**DATA TO PROCESS:**
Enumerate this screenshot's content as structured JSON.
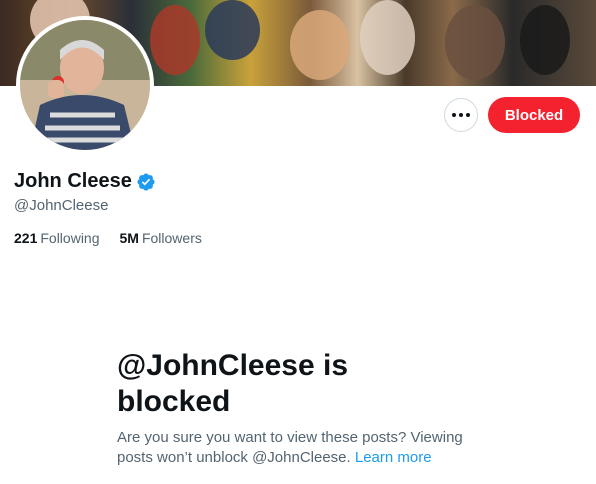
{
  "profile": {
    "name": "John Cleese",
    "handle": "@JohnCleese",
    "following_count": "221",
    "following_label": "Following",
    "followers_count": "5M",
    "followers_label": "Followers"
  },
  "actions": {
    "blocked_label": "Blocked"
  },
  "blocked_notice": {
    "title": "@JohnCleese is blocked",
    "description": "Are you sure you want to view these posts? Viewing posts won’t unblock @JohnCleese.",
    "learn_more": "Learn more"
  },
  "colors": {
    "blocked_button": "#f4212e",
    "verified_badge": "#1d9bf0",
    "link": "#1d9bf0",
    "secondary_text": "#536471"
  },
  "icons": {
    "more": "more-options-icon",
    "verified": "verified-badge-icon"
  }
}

**YOUR OBJECTIVE:**
Copy each line exactly, and leave the pictures out of your copy.

**RESULT:**
Enumerate this screenshot's content as structured JSON.
{
  "profile": {
    "name": "John Cleese",
    "handle": "@JohnCleese",
    "following_count": "221",
    "following_label": "Following",
    "followers_count": "5M",
    "followers_label": "Followers"
  },
  "actions": {
    "blocked_label": "Blocked"
  },
  "blocked_notice": {
    "title": "@JohnCleese is blocked",
    "description": "Are you sure you want to view these posts? Viewing posts won’t unblock @JohnCleese.",
    "learn_more": "Learn more"
  },
  "colors": {
    "blocked_button": "#f4212e",
    "verified_badge": "#1d9bf0",
    "link": "#1d9bf0",
    "secondary_text": "#536471"
  },
  "icons": {
    "more": "more-options-icon",
    "verified": "verified-badge-icon"
  }
}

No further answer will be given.